• _DOCUMENT SEGMENT_:
JSON is lists of lists of any length and groups of key/value pairs (basically lisp S-expressions with lots of unnecessary syntax). This makes it a superset of CSV's capabilities.
JSON fundamentally IS made to represent tabular data, but it's made to represent key-value groups too.
Why make it able to represent tabular data if that's not an intended use?
The "top-level" structure of JSON is usually an object, but it can be a list.
> JSON fundamentally IS made to represent tabular data
No, it's really not. It's made to represent objects consisting of a few primitive types and exactly two aggregate types: lists and objects. It's a textual representation of the JavaScript data model and even has "Object" in the name.
> Why make it able to represent tabular data if that's not an intended use?
It's mostly a question of specialization and ergonomics, which was my original point. You can represent tabular data using JSON (as you can in JavaScript), but it was not made for it. Anything that can represent """data""" and at least 2 nesting levels of arbitrary-length sequences can represent tabular data, which is basically every data format ever regardless of how awkward actually working with it may be.
In the same way, there are hierarchically structured datasets that can be represented by both json in hierarchical form and csv in tabular form by repeating certain variables, but if using csv would require repeating them too many times, it would be a bad idea to choose that instead of json. The fact that you can do sth does not always make it a good idea to do it. The question imo is about which way would be more natural, easy or efficient.

• _WORK ORDER 1_: Translate this sentence from the JSON and CSV discussion into Spanish: "The "top-level" structure of JSON is usually an object, but it can be a list."
• _WORK ORDER 2_: Pick up the JSON and CSV discussion after its last sentence and continue it.

Structured page parsing data

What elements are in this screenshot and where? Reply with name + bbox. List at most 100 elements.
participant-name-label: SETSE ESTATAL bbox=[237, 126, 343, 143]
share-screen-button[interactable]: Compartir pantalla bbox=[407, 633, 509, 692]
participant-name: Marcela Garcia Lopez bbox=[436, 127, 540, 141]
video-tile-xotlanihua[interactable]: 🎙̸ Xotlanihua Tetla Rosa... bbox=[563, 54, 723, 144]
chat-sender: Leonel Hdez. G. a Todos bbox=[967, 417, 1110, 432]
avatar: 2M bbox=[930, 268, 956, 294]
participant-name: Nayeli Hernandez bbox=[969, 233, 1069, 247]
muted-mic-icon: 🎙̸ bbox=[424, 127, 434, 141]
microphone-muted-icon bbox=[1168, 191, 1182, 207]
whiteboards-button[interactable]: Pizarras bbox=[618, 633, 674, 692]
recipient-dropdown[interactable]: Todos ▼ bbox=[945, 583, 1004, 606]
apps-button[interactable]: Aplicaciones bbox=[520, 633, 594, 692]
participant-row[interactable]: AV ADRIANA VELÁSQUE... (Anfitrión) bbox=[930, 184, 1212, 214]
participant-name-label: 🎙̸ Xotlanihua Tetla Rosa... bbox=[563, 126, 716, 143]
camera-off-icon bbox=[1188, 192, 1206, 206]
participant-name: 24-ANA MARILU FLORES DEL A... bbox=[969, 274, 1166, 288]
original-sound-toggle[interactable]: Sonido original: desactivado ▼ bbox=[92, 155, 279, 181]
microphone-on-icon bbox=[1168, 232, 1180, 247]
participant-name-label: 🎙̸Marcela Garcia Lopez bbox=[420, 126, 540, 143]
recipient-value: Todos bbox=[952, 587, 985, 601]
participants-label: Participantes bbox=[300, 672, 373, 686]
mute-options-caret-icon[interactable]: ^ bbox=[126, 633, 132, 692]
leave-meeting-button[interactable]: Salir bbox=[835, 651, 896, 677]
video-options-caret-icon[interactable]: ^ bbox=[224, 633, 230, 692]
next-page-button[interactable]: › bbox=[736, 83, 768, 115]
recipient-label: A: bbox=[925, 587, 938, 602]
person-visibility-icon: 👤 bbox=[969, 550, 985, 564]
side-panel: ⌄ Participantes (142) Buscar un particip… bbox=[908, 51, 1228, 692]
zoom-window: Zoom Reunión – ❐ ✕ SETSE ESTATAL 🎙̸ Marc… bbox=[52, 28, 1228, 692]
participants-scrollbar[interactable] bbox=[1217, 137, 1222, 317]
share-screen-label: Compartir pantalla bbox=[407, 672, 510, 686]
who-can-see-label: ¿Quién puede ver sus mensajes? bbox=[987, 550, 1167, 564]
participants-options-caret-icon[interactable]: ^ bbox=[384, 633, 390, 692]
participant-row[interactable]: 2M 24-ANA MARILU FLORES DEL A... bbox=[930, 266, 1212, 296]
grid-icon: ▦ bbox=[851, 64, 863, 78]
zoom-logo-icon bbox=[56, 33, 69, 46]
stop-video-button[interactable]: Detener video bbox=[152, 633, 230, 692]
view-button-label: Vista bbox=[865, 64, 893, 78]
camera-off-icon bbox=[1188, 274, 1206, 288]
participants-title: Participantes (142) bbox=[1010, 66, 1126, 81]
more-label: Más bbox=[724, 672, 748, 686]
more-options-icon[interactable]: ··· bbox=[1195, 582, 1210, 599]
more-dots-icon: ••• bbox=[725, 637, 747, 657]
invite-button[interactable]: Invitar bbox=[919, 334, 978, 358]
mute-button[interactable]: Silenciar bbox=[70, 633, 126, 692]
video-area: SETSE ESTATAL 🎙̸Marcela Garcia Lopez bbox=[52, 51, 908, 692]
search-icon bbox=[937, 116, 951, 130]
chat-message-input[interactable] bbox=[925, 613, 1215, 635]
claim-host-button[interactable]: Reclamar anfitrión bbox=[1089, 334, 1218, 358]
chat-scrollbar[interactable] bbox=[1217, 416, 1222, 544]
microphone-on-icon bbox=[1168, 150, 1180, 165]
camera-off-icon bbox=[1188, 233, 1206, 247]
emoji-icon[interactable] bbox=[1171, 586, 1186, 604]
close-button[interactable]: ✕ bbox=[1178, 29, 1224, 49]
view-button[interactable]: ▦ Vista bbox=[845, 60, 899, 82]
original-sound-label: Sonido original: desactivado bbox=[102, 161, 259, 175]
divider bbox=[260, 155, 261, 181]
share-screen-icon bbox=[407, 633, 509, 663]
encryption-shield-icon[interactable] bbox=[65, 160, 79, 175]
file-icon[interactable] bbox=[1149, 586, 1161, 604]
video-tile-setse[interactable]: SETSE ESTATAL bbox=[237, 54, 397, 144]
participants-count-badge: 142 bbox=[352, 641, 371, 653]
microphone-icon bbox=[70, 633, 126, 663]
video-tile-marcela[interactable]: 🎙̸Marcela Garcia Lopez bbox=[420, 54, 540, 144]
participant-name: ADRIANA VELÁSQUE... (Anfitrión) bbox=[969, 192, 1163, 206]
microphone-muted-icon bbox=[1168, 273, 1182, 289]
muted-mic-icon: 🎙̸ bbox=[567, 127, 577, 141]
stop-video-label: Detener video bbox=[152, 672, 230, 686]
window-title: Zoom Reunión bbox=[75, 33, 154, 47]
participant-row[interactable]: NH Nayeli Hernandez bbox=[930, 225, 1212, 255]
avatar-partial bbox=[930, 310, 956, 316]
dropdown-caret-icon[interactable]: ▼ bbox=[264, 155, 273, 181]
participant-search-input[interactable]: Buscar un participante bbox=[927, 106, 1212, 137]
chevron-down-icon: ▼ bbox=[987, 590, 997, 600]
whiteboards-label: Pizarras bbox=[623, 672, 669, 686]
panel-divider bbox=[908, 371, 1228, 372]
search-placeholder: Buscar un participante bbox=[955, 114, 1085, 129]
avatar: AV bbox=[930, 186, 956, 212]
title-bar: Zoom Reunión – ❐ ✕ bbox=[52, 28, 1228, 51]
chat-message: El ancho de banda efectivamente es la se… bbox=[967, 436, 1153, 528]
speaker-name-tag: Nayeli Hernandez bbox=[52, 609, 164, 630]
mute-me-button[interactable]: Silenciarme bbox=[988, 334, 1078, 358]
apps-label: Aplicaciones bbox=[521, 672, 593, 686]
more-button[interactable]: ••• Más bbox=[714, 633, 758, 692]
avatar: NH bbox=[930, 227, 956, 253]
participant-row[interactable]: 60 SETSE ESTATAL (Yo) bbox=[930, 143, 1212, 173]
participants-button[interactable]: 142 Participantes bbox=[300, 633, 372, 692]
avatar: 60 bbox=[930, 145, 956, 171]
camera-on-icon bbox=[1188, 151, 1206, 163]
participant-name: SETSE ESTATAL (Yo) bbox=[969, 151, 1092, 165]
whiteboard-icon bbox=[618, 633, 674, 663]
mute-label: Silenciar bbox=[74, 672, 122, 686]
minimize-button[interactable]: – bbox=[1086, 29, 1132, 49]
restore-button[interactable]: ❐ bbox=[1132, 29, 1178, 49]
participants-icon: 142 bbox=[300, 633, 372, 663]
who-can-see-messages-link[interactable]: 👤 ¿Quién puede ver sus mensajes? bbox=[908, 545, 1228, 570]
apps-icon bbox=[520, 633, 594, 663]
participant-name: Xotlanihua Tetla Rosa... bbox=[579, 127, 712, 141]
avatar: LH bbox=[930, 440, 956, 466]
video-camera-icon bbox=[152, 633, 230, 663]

• _WRITTEN RESPONSE 1_: La estructura de "nivel superior" de JSON suele ser un objeto, pero puede ser una lista.

• _WRITTEN RESPONSE 2_:
The reverse is true as well: being more specialized is a description of goals, not advantages.
The big advantage of JSON is that it's standardized and you can reuse the JSON infrastructure for more than just tabular data.
I'd definitely put that in my list of falsehoods programmers believe about CSV files.
> This header will contain names corresponding to the fields in the file and should contain the same number of fields as the records in the rest of the file
But of course, CSV is the wild west and there's no guarantee that any two encoders will do the same thing (sometimes, there's not even a guarantee that the same encoder will do the same thing with two different inputs).
It could use backslash escapes to denote control characters and Unicode points.
Everyone would agree exactly on what the format is, in contrast to the zoo of CSV variants.
It wouldn't have pitfalls in it, like spaces that defeat quotes
RFC CSV JSON strings
a,"b c" "a", "b c"
a, "b c" "a", " \" b c\""
oops; add an innocuous-looking space, and the quotes are now literal.